** Begin **

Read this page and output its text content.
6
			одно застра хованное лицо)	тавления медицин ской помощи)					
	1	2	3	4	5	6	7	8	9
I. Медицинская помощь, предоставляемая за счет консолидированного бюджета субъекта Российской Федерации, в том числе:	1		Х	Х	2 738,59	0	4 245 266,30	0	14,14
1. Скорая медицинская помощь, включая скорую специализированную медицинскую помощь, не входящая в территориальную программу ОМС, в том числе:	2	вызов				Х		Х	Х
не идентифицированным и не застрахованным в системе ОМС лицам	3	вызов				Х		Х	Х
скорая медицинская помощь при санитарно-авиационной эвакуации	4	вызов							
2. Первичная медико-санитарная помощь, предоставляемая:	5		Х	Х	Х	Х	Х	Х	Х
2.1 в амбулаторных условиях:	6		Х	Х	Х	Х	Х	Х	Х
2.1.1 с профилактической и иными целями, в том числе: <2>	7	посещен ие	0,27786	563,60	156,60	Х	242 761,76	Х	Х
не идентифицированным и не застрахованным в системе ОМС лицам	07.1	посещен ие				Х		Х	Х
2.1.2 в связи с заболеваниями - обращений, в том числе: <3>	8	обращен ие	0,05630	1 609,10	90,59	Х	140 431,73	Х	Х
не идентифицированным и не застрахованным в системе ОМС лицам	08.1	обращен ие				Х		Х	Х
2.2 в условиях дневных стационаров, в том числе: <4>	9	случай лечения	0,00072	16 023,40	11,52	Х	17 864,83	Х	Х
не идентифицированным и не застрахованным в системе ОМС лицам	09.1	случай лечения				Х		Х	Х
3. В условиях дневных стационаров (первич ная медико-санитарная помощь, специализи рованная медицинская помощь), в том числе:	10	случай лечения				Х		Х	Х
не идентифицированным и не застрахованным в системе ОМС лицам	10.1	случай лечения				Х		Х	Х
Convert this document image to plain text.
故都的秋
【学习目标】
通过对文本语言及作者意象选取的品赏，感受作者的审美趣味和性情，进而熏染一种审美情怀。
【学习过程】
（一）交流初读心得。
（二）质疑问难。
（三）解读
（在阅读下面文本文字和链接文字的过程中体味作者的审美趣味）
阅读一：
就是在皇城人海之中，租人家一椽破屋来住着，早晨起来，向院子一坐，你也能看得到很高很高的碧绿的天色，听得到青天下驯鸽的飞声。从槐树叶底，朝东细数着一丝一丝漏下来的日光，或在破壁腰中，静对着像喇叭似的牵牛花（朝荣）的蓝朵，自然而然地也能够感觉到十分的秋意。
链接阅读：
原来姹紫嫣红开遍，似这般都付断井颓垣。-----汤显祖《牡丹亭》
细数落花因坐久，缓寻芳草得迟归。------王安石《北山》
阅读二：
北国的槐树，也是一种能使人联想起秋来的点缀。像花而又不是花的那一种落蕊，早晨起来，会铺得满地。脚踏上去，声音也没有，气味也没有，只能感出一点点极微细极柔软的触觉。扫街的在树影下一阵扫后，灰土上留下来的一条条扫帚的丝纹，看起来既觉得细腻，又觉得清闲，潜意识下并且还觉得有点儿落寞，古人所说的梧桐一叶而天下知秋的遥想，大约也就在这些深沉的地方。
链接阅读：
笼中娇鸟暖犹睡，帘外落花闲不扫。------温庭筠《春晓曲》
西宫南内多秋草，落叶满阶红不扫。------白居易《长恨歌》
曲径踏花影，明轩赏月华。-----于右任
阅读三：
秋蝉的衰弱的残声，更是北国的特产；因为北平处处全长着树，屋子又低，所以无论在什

** End **

From the entries above, return each line with the word "this" in it.

Read this page and output its text content.
Convert this document image to plain text.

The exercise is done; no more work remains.